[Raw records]
···

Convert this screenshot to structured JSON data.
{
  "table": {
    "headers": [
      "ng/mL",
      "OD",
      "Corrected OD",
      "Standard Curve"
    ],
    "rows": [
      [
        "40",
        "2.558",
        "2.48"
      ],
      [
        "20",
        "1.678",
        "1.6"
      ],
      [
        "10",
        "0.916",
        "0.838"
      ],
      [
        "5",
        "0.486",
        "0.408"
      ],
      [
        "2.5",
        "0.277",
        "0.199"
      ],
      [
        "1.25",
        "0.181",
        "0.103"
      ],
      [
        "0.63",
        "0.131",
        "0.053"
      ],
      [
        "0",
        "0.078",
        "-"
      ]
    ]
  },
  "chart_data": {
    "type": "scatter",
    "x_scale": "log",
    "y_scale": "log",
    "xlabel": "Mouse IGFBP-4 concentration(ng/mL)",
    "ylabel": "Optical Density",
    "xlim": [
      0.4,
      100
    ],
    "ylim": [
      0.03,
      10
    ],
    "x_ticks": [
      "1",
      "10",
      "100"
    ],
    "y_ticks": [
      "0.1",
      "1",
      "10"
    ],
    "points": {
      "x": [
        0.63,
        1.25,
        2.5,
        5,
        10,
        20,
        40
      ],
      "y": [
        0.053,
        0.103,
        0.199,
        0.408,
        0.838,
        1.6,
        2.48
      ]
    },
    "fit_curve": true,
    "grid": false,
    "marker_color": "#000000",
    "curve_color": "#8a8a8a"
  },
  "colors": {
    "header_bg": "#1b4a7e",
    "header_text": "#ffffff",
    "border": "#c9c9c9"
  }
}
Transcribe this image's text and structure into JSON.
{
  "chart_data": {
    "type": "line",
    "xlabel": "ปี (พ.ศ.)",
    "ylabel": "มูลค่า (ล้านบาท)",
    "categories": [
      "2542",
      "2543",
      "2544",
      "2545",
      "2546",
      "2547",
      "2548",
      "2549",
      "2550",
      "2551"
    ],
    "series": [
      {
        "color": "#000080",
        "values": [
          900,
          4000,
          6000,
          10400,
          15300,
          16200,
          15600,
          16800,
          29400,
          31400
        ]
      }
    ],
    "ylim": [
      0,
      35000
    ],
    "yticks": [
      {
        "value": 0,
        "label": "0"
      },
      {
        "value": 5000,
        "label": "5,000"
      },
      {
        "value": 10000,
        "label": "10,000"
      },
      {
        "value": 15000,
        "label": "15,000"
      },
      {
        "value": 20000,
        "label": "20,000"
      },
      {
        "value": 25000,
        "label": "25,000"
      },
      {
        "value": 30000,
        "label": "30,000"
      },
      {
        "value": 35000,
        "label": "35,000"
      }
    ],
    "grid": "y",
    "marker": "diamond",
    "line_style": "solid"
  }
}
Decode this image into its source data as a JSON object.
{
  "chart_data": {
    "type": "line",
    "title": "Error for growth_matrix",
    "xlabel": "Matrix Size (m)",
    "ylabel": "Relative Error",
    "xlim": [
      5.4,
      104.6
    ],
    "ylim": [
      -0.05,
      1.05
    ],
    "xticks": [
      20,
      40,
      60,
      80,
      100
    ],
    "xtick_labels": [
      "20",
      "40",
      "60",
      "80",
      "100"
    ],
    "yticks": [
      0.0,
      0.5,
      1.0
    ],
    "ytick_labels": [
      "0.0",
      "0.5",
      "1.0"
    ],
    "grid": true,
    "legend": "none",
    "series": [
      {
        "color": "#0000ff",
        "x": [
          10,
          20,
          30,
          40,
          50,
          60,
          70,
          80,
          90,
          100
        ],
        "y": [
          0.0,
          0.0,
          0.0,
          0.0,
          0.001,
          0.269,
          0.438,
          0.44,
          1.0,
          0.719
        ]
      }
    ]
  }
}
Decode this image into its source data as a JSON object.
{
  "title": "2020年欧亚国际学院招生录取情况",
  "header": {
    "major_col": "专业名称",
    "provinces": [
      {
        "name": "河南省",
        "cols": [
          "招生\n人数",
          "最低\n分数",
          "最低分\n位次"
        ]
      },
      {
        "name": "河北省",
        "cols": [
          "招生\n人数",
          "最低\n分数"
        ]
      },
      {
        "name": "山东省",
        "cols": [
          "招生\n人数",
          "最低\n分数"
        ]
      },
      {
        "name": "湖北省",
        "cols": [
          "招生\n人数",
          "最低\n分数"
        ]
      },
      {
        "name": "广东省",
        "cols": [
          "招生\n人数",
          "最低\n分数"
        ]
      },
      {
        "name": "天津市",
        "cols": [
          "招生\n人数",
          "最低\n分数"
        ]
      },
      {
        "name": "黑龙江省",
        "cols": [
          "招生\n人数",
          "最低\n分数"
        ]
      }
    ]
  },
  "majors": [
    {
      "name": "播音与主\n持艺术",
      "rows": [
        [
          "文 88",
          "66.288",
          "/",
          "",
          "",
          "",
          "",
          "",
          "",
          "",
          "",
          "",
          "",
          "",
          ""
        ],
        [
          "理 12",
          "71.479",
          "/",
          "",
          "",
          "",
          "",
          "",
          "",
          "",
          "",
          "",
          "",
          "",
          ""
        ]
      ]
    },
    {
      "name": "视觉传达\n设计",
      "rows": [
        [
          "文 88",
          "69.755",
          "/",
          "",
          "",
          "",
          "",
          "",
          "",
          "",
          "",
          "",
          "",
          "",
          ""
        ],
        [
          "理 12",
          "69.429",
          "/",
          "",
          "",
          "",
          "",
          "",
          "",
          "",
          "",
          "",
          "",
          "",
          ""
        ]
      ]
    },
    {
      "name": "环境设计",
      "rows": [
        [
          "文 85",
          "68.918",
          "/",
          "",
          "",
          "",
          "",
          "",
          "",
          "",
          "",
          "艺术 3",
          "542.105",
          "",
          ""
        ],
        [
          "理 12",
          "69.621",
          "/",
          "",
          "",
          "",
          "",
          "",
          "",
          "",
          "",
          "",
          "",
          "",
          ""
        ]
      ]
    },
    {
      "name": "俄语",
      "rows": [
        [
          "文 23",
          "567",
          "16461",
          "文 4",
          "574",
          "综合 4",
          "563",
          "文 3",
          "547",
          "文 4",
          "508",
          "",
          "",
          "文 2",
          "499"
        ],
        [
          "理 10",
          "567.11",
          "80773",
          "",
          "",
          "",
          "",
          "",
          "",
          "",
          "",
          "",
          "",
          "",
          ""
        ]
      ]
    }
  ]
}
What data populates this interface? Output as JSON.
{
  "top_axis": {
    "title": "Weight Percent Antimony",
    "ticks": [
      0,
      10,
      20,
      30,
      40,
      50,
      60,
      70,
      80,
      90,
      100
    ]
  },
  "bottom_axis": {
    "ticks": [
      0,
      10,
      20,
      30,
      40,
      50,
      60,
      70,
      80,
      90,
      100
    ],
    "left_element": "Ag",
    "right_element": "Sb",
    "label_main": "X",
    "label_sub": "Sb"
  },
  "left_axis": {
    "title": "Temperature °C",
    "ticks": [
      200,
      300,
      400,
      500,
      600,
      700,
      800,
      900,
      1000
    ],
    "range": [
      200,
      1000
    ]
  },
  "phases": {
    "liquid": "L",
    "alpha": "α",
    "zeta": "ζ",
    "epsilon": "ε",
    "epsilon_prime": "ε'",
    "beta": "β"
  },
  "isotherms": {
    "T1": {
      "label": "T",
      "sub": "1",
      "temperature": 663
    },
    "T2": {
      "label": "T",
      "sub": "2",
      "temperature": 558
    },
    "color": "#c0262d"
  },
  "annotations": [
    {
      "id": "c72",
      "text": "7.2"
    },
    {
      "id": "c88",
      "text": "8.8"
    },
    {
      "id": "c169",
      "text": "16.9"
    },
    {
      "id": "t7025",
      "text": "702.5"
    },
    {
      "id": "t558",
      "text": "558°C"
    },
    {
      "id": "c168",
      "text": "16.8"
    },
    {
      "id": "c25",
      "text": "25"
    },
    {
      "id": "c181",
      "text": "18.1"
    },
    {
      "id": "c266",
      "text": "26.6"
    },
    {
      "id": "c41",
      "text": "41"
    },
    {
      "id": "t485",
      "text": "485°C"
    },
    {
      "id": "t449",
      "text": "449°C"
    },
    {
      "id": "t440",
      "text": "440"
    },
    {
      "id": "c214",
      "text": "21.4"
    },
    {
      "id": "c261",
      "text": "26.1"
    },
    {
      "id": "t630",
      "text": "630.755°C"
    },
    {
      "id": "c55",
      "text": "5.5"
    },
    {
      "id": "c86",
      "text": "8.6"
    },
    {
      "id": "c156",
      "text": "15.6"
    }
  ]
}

···

▸ **WHAT THE TASK REQUIRES**
Each line in the entries above that includes the string "name" should be extracted.

▸ **OUTPUT FOR THIS TASK**
        "name": "河南省",
        "name": "河北省",
        "name": "山东省",
        "name": "湖北省",
        "name": "广东省",
        "name": "天津市",
        "name": "黑龙江省",
      "name": "播音与主\n持艺术",
      "name": "视觉传达\n设计",
      "name": "环境设计",
      "name": "俄语",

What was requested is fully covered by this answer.